Repeat the data verbatim.

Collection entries
......
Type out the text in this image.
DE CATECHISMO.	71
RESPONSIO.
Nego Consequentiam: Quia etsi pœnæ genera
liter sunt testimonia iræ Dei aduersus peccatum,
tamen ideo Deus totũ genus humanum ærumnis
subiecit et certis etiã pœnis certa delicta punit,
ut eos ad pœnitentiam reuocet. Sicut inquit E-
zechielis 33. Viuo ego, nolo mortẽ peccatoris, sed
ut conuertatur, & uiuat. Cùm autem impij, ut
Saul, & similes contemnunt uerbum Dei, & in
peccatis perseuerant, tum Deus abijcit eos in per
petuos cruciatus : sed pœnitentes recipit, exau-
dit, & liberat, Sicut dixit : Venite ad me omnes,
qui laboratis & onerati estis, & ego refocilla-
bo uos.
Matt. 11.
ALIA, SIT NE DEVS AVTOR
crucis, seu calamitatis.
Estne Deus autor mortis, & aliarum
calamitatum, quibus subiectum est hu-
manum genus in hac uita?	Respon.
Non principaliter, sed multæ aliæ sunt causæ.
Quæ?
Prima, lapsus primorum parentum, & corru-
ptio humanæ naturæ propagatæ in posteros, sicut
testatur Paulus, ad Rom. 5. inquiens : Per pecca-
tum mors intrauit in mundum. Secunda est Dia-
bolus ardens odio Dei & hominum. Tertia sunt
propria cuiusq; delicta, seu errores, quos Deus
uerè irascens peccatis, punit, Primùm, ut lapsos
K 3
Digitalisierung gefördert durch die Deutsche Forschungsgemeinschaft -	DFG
......
> _RESULT BELOW_:
Type out the text in this image.
DE CATECHISMO.	71
RESPONSIO.
Nego Consequentiam: Quia etsi pœnæ genera
liter sunt testimonia iræ Dei aduersus peccatum,
tamen ideo Deus totũ genus humanum ærumnis
subiecit et certis etiã pœnis certa delicta punit,
ut eos ad pœnitentiam reuocet. Sicut inquit E-
zechielis 33. Viuo ego, nolo mortẽ peccatoris, sed
ut conuertatur, & uiuat. Cùm autem impij, ut
Saul, & similes contemnunt uerbum Dei, & in
peccatis perseuerant, tum Deus abijcit eos in per
petuos cruciatus : sed pœnitentes recipit, exau-
dit, & liberat, Sicut dixit : Venite ad me omnes,
qui laboratis & onerati estis, & ego refocilla-
bo uos.
Matt. 11.
ALIA, SIT NE DEVS AVTOR
crucis, seu calamitatis.
Estne Deus autor mortis, & aliarum
calamitatum, quibus subiectum est hu-
manum genus in hac uita?	Respon.
Non principaliter, sed multæ aliæ sunt causæ.
Quæ?
Prima, lapsus primorum parentum, & corru-
ptio humanæ naturæ propagatæ in posteros, sicut
testatur Paulus, ad Rom. 5. inquiens : Per pecca-
tum mors intrauit in mundum. Secunda est Dia-
bolus ardens odio Dei & hominum. Tertia sunt
propria cuiusq; delicta, seu errores, quos Deus
uerè irascens peccatis, punit, Primùm, ut lapsos
K 3
Digitalisierung gefördert durch die Deutsche Forschungsgemeinschaft -	DFG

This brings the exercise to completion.